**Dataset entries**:
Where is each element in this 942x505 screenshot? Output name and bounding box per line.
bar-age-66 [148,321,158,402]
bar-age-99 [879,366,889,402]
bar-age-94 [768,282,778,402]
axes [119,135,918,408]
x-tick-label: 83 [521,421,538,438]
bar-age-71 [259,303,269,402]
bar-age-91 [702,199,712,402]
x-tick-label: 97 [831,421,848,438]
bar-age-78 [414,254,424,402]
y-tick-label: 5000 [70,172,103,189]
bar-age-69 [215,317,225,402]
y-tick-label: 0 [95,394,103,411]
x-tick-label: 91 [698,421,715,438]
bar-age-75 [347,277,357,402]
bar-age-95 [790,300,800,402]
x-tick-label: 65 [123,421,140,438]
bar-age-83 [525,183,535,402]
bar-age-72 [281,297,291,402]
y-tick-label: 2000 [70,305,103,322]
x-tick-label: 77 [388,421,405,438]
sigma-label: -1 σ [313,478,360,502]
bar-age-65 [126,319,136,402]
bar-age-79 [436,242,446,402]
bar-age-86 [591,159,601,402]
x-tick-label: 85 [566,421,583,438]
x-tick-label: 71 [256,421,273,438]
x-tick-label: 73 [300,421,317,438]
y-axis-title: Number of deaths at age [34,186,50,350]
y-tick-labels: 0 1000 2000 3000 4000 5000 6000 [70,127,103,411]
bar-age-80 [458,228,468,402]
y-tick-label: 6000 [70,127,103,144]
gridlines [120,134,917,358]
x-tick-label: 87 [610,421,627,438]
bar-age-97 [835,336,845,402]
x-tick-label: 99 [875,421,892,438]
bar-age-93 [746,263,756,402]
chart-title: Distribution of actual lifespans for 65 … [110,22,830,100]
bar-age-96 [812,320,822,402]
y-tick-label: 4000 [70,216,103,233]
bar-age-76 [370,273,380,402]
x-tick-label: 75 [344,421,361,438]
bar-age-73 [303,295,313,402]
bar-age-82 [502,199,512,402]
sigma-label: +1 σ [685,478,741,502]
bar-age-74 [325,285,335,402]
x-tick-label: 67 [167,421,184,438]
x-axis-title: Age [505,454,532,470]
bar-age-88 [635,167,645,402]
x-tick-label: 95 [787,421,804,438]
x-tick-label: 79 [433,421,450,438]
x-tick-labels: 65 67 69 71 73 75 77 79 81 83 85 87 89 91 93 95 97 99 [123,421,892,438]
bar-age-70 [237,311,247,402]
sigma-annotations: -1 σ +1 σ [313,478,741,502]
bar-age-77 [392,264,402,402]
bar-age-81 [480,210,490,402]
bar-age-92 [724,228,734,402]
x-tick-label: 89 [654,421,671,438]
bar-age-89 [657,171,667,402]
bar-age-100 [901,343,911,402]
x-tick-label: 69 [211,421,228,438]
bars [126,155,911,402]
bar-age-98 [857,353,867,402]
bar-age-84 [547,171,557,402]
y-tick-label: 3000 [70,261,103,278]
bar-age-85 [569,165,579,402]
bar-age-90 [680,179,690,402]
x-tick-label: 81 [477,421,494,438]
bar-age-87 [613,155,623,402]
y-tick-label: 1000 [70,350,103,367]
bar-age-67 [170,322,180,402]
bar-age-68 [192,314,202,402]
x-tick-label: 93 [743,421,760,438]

**Task requirements**: Copy every one of the records above line for line, keeping each character unchanged.

**Response to this exercise**:
Where is each element in this 942x505 screenshot? Output name and bounding box per line.
bar-age-66 [148,321,158,402]
bar-age-99 [879,366,889,402]
bar-age-94 [768,282,778,402]
axes [119,135,918,408]
x-tick-label: 83 [521,421,538,438]
bar-age-71 [259,303,269,402]
bar-age-91 [702,199,712,402]
x-tick-label: 97 [831,421,848,438]
bar-age-78 [414,254,424,402]
y-tick-label: 5000 [70,172,103,189]
bar-age-69 [215,317,225,402]
y-tick-label: 0 [95,394,103,411]
x-tick-label: 91 [698,421,715,438]
bar-age-75 [347,277,357,402]
bar-age-95 [790,300,800,402]
x-tick-label: 65 [123,421,140,438]
bar-age-83 [525,183,535,402]
bar-age-72 [281,297,291,402]
y-tick-label: 2000 [70,305,103,322]
x-tick-label: 77 [388,421,405,438]
sigma-label: -1 σ [313,478,360,502]
bar-age-65 [126,319,136,402]
bar-age-79 [436,242,446,402]
bar-age-86 [591,159,601,402]
x-tick-label: 85 [566,421,583,438]
x-tick-label: 71 [256,421,273,438]
x-tick-label: 73 [300,421,317,438]
y-axis-title: Number of deaths at age [34,186,50,350]
y-tick-labels: 0 1000 2000 3000 4000 5000 6000 [70,127,103,411]
bar-age-80 [458,228,468,402]
y-tick-label: 6000 [70,127,103,144]
gridlines [120,134,917,358]
x-tick-label: 87 [610,421,627,438]
bar-age-97 [835,336,845,402]
x-tick-label: 99 [875,421,892,438]
bar-age-93 [746,263,756,402]
chart-title: Distribution of actual lifespans for 65 … [110,22,830,100]
bar-age-96 [812,320,822,402]
y-tick-label: 4000 [70,216,103,233]
bar-age-76 [370,273,380,402]
x-tick-label: 75 [344,421,361,438]
bar-age-73 [303,295,313,402]
bar-age-82 [502,199,512,402]
sigma-label: +1 σ [685,478,741,502]
bar-age-74 [325,285,335,402]
x-tick-label: 67 [167,421,184,438]
x-axis-title: Age [505,454,532,470]
bar-age-88 [635,167,645,402]
x-tick-label: 95 [787,421,804,438]
x-tick-label: 79 [433,421,450,438]
x-tick-labels: 65 67 69 71 73 75 77 79 81 83 85 87 89 91 93 95 97 99 [123,421,892,438]
bar-age-70 [237,311,247,402]
sigma-annotations: -1 σ +1 σ [313,478,741,502]
bar-age-77 [392,264,402,402]
bar-age-81 [480,210,490,402]
bar-age-92 [724,228,734,402]
x-tick-label: 89 [654,421,671,438]
bar-age-89 [657,171,667,402]
bar-age-100 [901,343,911,402]
x-tick-label: 69 [211,421,228,438]
bars [126,155,911,402]
bar-age-98 [857,353,867,402]
bar-age-84 [547,171,557,402]
y-tick-label: 3000 [70,261,103,278]
bar-age-85 [569,165,579,402]
bar-age-90 [680,179,690,402]
x-tick-label: 81 [477,421,494,438]
bar-age-87 [613,155,623,402]
y-tick-label: 1000 [70,350,103,367]
bar-age-67 [170,322,180,402]
bar-age-68 [192,314,202,402]
x-tick-label: 93 [743,421,760,438]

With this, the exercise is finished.